#### YOUR TASK:
For each line below that contains the string "Organizations", copy that line.

******

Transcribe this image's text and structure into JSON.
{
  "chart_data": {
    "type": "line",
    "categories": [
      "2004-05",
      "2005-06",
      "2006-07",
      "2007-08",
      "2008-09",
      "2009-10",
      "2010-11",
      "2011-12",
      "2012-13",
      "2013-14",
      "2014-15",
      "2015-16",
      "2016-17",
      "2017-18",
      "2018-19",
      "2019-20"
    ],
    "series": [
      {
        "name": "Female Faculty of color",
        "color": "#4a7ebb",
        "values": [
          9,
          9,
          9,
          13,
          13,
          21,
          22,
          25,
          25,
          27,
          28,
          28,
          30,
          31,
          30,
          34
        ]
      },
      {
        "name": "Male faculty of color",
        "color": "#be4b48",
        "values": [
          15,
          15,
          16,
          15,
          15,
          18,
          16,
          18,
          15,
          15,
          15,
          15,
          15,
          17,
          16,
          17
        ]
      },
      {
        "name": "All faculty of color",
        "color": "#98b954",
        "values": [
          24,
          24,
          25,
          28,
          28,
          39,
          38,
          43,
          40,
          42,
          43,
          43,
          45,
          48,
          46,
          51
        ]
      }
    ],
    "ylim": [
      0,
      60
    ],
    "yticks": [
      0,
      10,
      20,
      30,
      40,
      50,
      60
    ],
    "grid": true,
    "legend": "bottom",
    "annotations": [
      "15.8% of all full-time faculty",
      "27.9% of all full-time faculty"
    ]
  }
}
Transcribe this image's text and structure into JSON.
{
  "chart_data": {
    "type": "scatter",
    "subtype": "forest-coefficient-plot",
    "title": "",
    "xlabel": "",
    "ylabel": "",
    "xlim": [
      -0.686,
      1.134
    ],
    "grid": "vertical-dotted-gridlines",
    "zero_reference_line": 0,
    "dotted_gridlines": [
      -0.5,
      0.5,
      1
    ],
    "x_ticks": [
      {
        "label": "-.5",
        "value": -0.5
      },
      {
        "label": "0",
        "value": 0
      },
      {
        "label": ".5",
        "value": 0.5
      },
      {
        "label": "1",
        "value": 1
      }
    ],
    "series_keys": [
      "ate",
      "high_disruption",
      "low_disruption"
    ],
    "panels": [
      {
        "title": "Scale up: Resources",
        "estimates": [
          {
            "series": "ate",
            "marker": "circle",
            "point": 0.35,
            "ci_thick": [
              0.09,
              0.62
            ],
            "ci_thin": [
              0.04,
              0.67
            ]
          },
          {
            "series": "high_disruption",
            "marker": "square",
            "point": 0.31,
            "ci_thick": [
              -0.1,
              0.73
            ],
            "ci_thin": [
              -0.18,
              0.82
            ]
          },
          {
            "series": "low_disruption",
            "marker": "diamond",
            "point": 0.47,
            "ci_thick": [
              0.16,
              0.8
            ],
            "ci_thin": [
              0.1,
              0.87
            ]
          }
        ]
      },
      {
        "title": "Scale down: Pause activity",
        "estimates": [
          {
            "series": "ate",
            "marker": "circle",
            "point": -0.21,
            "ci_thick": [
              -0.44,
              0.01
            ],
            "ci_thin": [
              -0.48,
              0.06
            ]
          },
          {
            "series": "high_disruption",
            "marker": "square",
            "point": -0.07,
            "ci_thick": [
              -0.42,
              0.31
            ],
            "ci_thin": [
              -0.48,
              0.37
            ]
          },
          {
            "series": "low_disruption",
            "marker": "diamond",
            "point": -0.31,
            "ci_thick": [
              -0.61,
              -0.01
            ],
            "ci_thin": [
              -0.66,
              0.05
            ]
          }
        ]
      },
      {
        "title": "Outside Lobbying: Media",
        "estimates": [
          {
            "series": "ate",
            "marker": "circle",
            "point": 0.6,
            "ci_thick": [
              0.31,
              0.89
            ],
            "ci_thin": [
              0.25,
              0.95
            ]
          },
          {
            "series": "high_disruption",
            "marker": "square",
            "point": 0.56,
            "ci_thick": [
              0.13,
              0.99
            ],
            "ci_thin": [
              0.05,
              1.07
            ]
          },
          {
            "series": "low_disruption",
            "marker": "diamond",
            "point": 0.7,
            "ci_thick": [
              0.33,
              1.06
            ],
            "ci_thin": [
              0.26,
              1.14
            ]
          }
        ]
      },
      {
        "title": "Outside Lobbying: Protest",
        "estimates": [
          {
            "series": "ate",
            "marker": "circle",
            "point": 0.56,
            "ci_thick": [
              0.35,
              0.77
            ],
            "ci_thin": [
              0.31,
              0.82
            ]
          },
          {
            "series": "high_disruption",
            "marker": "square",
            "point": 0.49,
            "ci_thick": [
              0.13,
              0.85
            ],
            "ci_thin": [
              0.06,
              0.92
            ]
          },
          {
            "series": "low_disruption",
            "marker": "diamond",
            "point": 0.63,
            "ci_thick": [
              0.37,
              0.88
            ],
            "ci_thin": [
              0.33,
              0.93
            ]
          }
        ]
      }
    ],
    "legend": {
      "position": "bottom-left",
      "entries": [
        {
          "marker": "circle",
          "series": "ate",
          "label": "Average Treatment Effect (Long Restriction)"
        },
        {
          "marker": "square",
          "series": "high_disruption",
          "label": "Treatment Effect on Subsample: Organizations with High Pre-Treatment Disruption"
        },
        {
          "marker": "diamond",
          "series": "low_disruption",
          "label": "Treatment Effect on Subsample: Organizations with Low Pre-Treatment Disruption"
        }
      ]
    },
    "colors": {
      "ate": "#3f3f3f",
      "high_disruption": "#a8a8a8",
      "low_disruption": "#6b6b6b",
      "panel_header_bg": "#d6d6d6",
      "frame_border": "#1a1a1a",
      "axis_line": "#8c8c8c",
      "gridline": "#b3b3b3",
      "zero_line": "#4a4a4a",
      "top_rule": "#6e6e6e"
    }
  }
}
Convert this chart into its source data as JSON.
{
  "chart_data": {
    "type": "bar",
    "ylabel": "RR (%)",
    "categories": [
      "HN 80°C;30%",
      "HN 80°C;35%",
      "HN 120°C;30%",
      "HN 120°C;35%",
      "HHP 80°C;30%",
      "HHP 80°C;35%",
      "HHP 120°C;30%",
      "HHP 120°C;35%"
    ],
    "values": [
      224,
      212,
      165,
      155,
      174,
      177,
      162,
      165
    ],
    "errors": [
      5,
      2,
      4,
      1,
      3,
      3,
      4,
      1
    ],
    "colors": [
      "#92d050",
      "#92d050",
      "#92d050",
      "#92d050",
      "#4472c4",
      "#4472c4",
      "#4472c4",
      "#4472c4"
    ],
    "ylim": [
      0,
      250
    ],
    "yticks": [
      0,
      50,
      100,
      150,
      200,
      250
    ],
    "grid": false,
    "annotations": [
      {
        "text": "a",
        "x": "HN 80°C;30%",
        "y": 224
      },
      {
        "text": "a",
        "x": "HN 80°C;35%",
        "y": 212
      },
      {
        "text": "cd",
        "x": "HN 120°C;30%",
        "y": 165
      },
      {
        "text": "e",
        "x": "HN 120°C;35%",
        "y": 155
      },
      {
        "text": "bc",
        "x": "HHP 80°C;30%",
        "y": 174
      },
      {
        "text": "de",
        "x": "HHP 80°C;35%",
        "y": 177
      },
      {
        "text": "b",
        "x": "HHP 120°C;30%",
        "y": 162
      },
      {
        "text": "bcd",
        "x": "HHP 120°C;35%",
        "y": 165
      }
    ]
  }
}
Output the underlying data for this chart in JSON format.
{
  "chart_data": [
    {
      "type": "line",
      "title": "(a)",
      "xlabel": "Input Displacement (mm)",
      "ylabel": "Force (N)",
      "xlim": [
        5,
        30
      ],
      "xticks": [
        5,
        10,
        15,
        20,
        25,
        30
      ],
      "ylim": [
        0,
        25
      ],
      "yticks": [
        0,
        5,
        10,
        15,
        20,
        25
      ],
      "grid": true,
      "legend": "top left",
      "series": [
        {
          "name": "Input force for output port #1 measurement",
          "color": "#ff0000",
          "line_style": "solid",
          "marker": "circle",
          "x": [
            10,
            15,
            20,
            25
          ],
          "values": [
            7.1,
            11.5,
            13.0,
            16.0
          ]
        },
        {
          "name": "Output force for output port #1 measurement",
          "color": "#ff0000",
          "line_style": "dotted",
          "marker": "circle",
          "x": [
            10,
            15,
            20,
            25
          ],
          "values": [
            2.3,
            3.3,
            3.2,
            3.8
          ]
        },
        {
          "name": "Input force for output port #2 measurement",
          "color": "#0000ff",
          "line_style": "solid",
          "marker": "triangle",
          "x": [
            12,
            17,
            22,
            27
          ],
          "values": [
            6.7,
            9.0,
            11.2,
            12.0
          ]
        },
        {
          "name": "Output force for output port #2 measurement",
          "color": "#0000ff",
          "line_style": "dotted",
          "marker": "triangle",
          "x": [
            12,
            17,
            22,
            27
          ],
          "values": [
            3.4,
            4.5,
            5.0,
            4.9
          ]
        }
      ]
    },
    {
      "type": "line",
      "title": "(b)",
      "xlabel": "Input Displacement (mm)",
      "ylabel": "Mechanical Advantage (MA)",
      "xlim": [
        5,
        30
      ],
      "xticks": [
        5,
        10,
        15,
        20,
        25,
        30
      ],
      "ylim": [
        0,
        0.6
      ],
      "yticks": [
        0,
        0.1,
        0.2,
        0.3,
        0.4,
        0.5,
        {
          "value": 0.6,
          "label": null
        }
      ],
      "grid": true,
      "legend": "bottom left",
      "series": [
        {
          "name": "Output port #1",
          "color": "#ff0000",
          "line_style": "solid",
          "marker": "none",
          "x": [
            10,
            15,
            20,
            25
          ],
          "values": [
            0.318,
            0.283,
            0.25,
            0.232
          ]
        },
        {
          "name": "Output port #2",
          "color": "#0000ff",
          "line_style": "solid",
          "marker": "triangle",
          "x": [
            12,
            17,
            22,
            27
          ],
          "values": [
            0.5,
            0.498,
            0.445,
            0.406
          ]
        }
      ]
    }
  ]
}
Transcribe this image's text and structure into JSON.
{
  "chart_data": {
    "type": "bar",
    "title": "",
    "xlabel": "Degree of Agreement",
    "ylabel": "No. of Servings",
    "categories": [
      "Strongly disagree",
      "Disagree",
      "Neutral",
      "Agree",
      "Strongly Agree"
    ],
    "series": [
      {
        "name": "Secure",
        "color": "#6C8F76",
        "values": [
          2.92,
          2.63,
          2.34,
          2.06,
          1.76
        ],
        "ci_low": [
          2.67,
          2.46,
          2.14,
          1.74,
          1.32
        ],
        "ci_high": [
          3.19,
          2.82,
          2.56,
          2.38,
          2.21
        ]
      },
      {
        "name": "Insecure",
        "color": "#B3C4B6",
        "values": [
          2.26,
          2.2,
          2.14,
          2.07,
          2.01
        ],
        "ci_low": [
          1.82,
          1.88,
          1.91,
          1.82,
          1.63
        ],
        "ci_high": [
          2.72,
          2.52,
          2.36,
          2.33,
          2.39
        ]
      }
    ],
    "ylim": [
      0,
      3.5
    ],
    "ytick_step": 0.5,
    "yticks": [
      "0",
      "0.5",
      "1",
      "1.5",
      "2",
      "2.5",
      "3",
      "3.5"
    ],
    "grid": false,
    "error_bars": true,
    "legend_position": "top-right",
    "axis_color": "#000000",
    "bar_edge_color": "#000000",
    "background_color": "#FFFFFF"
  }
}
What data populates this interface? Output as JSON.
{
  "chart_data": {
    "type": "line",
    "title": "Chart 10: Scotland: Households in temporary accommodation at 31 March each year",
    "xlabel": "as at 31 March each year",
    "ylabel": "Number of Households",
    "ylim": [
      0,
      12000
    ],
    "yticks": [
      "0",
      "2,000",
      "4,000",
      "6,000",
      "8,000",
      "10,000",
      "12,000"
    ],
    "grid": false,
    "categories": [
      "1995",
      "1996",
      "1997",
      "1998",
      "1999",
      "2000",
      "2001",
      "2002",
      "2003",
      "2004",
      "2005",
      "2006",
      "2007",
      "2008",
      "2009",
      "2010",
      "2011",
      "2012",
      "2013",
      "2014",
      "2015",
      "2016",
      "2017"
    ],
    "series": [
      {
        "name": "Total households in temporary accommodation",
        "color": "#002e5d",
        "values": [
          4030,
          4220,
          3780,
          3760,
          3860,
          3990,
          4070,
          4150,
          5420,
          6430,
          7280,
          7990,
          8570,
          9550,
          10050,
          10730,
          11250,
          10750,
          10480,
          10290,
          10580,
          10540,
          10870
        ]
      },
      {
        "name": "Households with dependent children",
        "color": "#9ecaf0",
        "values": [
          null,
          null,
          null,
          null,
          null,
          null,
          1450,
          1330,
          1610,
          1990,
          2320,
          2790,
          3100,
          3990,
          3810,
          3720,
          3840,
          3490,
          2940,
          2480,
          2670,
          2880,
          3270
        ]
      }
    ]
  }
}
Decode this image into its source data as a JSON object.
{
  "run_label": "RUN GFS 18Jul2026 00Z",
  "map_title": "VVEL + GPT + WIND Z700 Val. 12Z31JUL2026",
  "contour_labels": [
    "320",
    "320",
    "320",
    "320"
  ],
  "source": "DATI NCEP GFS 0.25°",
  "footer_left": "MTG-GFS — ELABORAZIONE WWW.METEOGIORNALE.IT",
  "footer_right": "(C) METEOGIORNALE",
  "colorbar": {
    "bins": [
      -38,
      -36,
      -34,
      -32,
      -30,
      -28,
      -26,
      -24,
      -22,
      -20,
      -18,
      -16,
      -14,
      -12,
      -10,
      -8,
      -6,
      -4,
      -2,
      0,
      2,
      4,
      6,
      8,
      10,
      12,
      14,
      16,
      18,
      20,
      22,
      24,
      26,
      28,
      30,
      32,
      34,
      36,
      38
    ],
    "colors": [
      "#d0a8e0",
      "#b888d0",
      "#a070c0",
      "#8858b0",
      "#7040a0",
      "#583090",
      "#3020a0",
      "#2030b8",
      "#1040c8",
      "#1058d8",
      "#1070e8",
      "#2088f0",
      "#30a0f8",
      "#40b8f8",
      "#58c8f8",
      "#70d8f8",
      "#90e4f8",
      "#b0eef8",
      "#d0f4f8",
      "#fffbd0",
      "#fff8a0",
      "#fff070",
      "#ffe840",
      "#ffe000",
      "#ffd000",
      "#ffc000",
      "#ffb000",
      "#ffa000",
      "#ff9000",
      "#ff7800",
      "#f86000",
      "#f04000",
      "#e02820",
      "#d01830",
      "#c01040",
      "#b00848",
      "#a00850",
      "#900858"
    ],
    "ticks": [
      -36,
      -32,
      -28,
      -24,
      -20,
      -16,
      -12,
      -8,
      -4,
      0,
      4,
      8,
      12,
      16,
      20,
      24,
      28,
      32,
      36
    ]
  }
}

******

#### REPLY TO THE TASK:
          "label": "Treatment Effect on Subsample: Organizations with High Pre-Treatment Disruption"
          "label": "Treatment Effect on Subsample: Organizations with Low Pre-Treatment Disruption"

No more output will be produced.